Problem requirements
Give back every line exactly as it appears, pictures excluded.

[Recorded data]
════════
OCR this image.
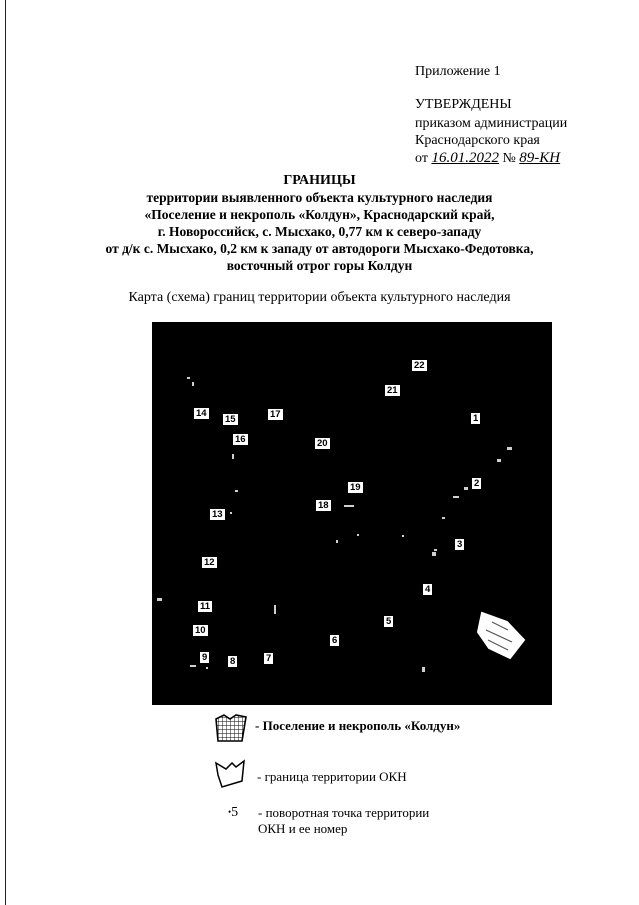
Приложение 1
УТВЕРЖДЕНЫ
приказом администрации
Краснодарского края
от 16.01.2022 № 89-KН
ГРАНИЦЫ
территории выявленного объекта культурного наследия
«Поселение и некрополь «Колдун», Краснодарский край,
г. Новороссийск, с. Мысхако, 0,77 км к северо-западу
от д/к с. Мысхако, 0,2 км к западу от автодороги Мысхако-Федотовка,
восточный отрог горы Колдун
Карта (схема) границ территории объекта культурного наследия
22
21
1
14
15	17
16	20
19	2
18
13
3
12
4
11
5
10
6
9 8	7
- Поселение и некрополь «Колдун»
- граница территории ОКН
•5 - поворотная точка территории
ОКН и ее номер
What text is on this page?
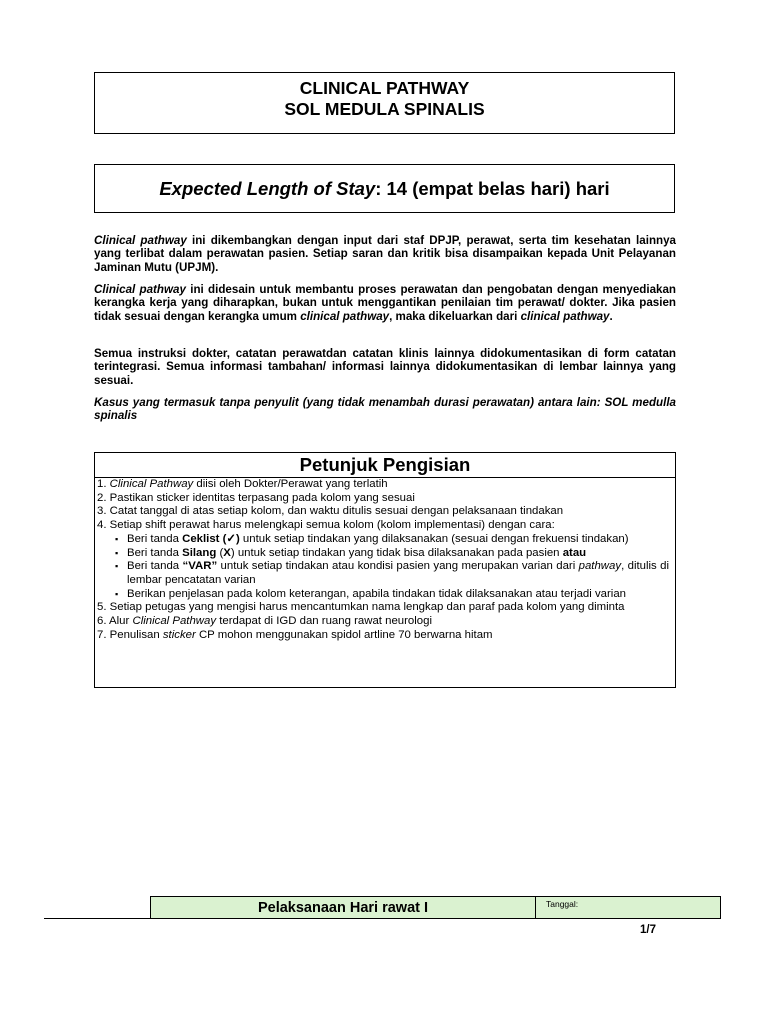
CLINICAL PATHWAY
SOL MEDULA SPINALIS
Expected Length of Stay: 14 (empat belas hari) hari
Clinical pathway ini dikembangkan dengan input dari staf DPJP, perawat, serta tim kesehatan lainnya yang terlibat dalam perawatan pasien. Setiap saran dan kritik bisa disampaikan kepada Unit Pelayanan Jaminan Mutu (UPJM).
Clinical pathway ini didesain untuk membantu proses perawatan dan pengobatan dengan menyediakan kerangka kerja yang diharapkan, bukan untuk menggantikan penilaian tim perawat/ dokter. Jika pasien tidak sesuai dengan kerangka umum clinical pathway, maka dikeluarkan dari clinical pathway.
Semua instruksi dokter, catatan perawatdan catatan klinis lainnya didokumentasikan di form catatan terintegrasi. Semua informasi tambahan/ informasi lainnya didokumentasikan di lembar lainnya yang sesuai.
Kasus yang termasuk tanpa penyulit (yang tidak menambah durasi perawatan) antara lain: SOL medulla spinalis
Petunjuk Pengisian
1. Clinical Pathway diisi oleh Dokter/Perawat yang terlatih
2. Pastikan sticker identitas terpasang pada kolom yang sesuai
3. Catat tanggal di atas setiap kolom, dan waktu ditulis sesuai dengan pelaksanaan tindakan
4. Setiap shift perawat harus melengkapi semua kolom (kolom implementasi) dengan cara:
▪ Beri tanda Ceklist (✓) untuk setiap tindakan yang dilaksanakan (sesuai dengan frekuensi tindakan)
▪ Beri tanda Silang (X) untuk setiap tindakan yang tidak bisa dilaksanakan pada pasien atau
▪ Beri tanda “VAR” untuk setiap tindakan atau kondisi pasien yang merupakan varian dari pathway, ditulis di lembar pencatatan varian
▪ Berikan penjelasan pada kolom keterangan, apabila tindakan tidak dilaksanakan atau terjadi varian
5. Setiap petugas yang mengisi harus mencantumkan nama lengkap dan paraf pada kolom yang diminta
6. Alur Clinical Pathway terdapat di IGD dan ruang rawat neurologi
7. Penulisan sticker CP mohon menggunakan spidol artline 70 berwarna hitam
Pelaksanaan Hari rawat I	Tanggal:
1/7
════════
Output below
OCR this image.
Приложение 1
УТВЕРЖДЕНЫ
приказом администрации
Краснодарского края
от 16.01.2022 № 89-KН
ГРАНИЦЫ
территории выявленного объекта культурного наследия
«Поселение и некрополь «Колдун», Краснодарский край,
г. Новороссийск, с. Мысхако, 0,77 км к северо-западу
от д/к с. Мысхако, 0,2 км к западу от автодороги Мысхако-Федотовка,
восточный отрог горы Колдун
Карта (схема) границ территории объекта культурного наследия
22
21
1
14
15	17
16	20
19	2
18
13
3
12
4
11
5
10
6
9 8	7
- Поселение и некрополь «Колдун»
- граница территории ОКН
•5 - поворотная точка территории
ОКН и ее номер
What text is on this page?
CLINICAL PATHWAY
SOL MEDULA SPINALIS
Expected Length of Stay: 14 (empat belas hari) hari
Clinical pathway ini dikembangkan dengan input dari staf DPJP, perawat, serta tim kesehatan lainnya yang terlibat dalam perawatan pasien. Setiap saran dan kritik bisa disampaikan kepada Unit Pelayanan Jaminan Mutu (UPJM).
Clinical pathway ini didesain untuk membantu proses perawatan dan pengobatan dengan menyediakan kerangka kerja yang diharapkan, bukan untuk menggantikan penilaian tim perawat/ dokter. Jika pasien tidak sesuai dengan kerangka umum clinical pathway, maka dikeluarkan dari clinical pathway.
Semua instruksi dokter, catatan perawatdan catatan klinis lainnya didokumentasikan di form catatan terintegrasi. Semua informasi tambahan/ informasi lainnya didokumentasikan di lembar lainnya yang sesuai.
Kasus yang termasuk tanpa penyulit (yang tidak menambah durasi perawatan) antara lain: SOL medulla spinalis
Petunjuk Pengisian
1. Clinical Pathway diisi oleh Dokter/Perawat yang terlatih
2. Pastikan sticker identitas terpasang pada kolom yang sesuai
3. Catat tanggal di atas setiap kolom, dan waktu ditulis sesuai dengan pelaksanaan tindakan
4. Setiap shift perawat harus melengkapi semua kolom (kolom implementasi) dengan cara:
▪ Beri tanda Ceklist (✓) untuk setiap tindakan yang dilaksanakan (sesuai dengan frekuensi tindakan)
▪ Beri tanda Silang (X) untuk setiap tindakan yang tidak bisa dilaksanakan pada pasien atau
▪ Beri tanda “VAR” untuk setiap tindakan atau kondisi pasien yang merupakan varian dari pathway, ditulis di lembar pencatatan varian
▪ Berikan penjelasan pada kolom keterangan, apabila tindakan tidak dilaksanakan atau terjadi varian
5. Setiap petugas yang mengisi harus mencantumkan nama lengkap dan paraf pada kolom yang diminta
6. Alur Clinical Pathway terdapat di IGD dan ruang rawat neurologi
7. Penulisan sticker CP mohon menggunakan spidol artline 70 berwarna hitam
Pelaksanaan Hari rawat I	Tanggal:
1/7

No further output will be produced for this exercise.